------ Dataset

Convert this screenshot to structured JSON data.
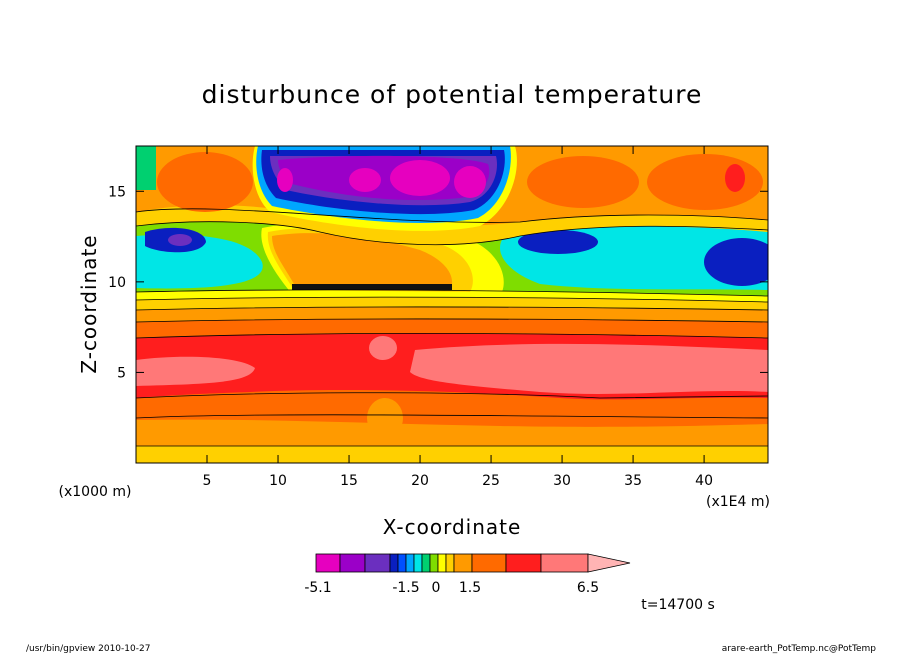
{
  "chart_data": {
    "type": "heatmap",
    "title": "disturbunce of potential temperature",
    "xlabel": "X-coordinate",
    "ylabel": "Z-coordinate",
    "x_unit": "(x1E4 m)",
    "y_unit": "(x1000 m)",
    "xlim": [
      0,
      44.5
    ],
    "ylim": [
      0,
      17.5
    ],
    "x_ticks": [
      "5",
      "10",
      "15",
      "20",
      "25",
      "30",
      "35",
      "40"
    ],
    "y_ticks": [
      "5",
      "10",
      "15"
    ],
    "x_tick_values": [
      5,
      10,
      15,
      20,
      25,
      30,
      35,
      40
    ],
    "y_tick_values": [
      5,
      10,
      15
    ],
    "colorbar": {
      "labels": [
        "-5.1",
        "-1.5",
        "0",
        "1.5",
        "6.5"
      ],
      "label_values": [
        -5.1,
        -1.5,
        0,
        1.5,
        6.5
      ],
      "colors": [
        "#e600bf",
        "#9b00c8",
        "#6b2fbf",
        "#0a1fc0",
        "#0050ff",
        "#00a6ff",
        "#00e6e6",
        "#00d070",
        "#7fdd00",
        "#ffff00",
        "#ffd000",
        "#ff9a00",
        "#ff6a00",
        "#ff1e1e",
        "#ff7878",
        "#ffb4b4"
      ]
    },
    "time_label": "t=14700 s",
    "footer_left": "/usr/bin/gpview   2010-10-27",
    "footer_right": "arare-earth_PotTemp.nc@PotTemp"
  }
}
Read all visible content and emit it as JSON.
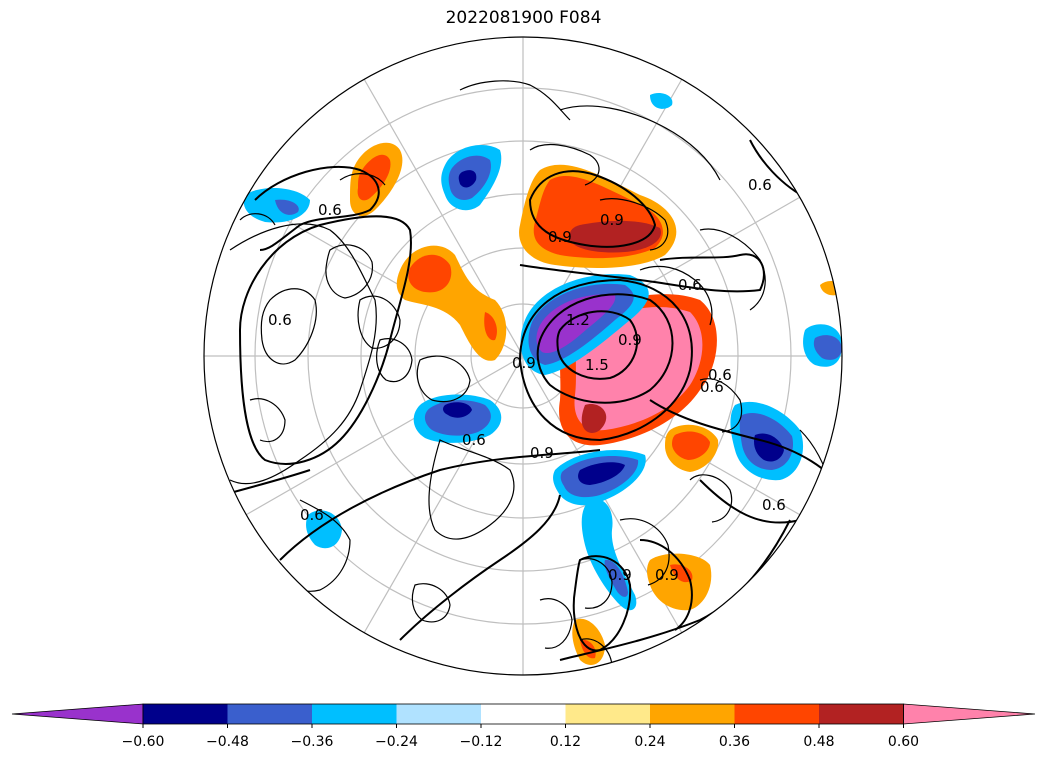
{
  "title": "2022081900 F084",
  "colorbar": {
    "colors": [
      "#9932cc",
      "#00008b",
      "#3a5fcd",
      "#00bfff",
      "#b0e2ff",
      "#ffffff",
      "#ffe98a",
      "#ffa500",
      "#ff4500",
      "#b22222",
      "#ff82ab"
    ],
    "tick_labels": [
      "−0.60",
      "−0.48",
      "−0.36",
      "−0.24",
      "−0.12",
      "0.12",
      "0.24",
      "0.36",
      "0.48",
      "0.60"
    ],
    "extend": "both"
  },
  "map": {
    "projection": "north-polar-stereographic",
    "graticule": "on",
    "coastline_color": "#000000",
    "contour_color": "#000000",
    "contour_labels": [
      "0.6",
      "0.9",
      "0.6",
      "0.9",
      "0.6",
      "1.2",
      "0.9",
      "1.5",
      "0.9",
      "0.6",
      "0.6",
      "0.6",
      "0.9",
      "0.9",
      "0.6",
      "0.9",
      "0.6",
      "0.6"
    ]
  }
}
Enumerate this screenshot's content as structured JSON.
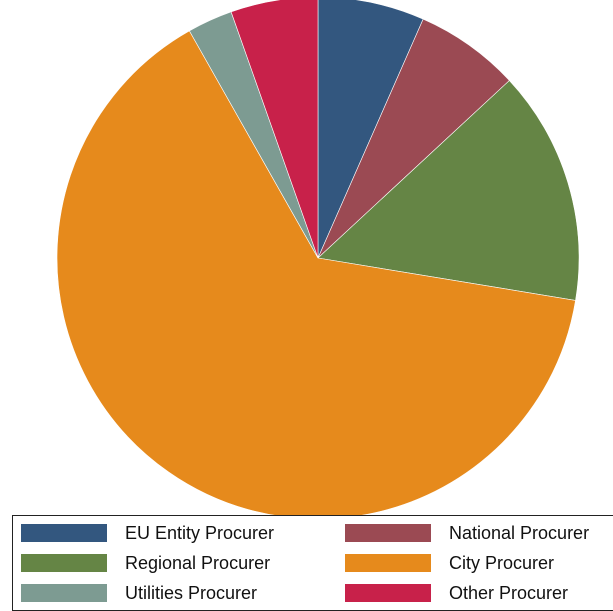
{
  "chart_data": {
    "type": "pie",
    "title": "",
    "start": "12 o'clock",
    "direction": "clockwise",
    "slices": [
      {
        "label": "EU Entity Procurer",
        "value": 6.6,
        "color": "#33577f"
      },
      {
        "label": "National Procurer",
        "value": 6.5,
        "color": "#9b4a53"
      },
      {
        "label": "Regional Procurer",
        "value": 14.5,
        "color": "#658545"
      },
      {
        "label": "City Procurer",
        "value": 64.2,
        "color": "#e68a1c"
      },
      {
        "label": "Utilities Procurer",
        "value": 2.8,
        "color": "#7d9b92"
      },
      {
        "label": "Other Procurer",
        "value": 5.4,
        "color": "#c8214a"
      }
    ],
    "legend": {
      "placement": "bottom",
      "columns": 2,
      "order": [
        "EU Entity Procurer",
        "National Procurer",
        "Regional Procurer",
        "City Procurer",
        "Utilities Procurer",
        "Other Procurer"
      ]
    }
  }
}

------------

(Exercise details) Every entry must be transcribed exactly. Pictures do not belong in the copy.

(Response for this exercise)
Convert this screenshot to structured JSON data.
{
  "chart_data": {
    "type": "heatmap",
    "title": "disturbunce of potential temperature",
    "xlabel": "X-coordinate",
    "ylabel": "Z-coordinate",
    "x_unit": "(x1E4 m)",
    "y_unit": "(x1000 m)",
    "xlim": [
      0,
      44.5
    ],
    "ylim": [
      0,
      17.5
    ],
    "x_ticks": [
      "5",
      "10",
      "15",
      "20",
      "25",
      "30",
      "35",
      "40"
    ],
    "y_ticks": [
      "5",
      "10",
      "15"
    ],
    "x_tick_values": [
      5,
      10,
      15,
      20,
      25,
      30,
      35,
      40
    ],
    "y_tick_values": [
      5,
      10,
      15
    ],
    "colorbar": {
      "labels": [
        "-5.1",
        "-1.5",
        "0",
        "1.5",
        "6.5"
      ],
      "label_values": [
        -5.1,
        -1.5,
        0,
        1.5,
        6.5
      ],
      "colors": [
        "#e600bf",
        "#9b00c8",
        "#6b2fbf",
        "#0a1fc0",
        "#0050ff",
        "#00a6ff",
        "#00e6e6",
        "#00d070",
        "#7fdd00",
        "#ffff00",
        "#ffd000",
        "#ff9a00",
        "#ff6a00",
        "#ff1e1e",
        "#ff7878",
        "#ffb4b4"
      ]
    },
    "time_label": "t=14700 s",
    "footer_left": "/usr/bin/gpview   2010-10-27",
    "footer_right": "arare-earth_PotTemp.nc@PotTemp"
  }
}
Read all visible content and emit it as JSON.
{
  "title": "2022081900 F084",
  "colorbar": {
    "colors": [
      "#9932cc",
      "#00008b",
      "#3a5fcd",
      "#00bfff",
      "#b0e2ff",
      "#ffffff",
      "#ffe98a",
      "#ffa500",
      "#ff4500",
      "#b22222",
      "#ff82ab"
    ],
    "tick_labels": [
      "−0.60",
      "−0.48",
      "−0.36",
      "−0.24",
      "−0.12",
      "0.12",
      "0.24",
      "0.36",
      "0.48",
      "0.60"
    ],
    "extend": "both"
  },
  "map": {
    "projection": "north-polar-stereographic",
    "graticule": "on",
    "coastline_color": "#000000",
    "contour_color": "#000000",
    "contour_labels": [
      "0.6",
      "0.9",
      "0.6",
      "0.9",
      "0.6",
      "1.2",
      "0.9",
      "1.5",
      "0.9",
      "0.6",
      "0.6",
      "0.6",
      "0.9",
      "0.9",
      "0.6",
      "0.9",
      "0.6",
      "0.6"
    ]
  }
}
Enumerate this screenshot's content as structured JSON.
{
  "chart_data": {
    "type": "pie",
    "title": "",
    "start": "12 o'clock",
    "direction": "clockwise",
    "slices": [
      {
        "label": "EU Entity Procurer",
        "value": 6.6,
        "color": "#33577f"
      },
      {
        "label": "National Procurer",
        "value": 6.5,
        "color": "#9b4a53"
      },
      {
        "label": "Regional Procurer",
        "value": 14.5,
        "color": "#658545"
      },
      {
        "label": "City Procurer",
        "value": 64.2,
        "color": "#e68a1c"
      },
      {
        "label": "Utilities Procurer",
        "value": 2.8,
        "color": "#7d9b92"
      },
      {
        "label": "Other Procurer",
        "value": 5.4,
        "color": "#c8214a"
      }
    ],
    "legend": {
      "placement": "bottom",
      "columns": 2,
      "order": [
        "EU Entity Procurer",
        "National Procurer",
        "Regional Procurer",
        "City Procurer",
        "Utilities Procurer",
        "Other Procurer"
      ]
    }
  }
}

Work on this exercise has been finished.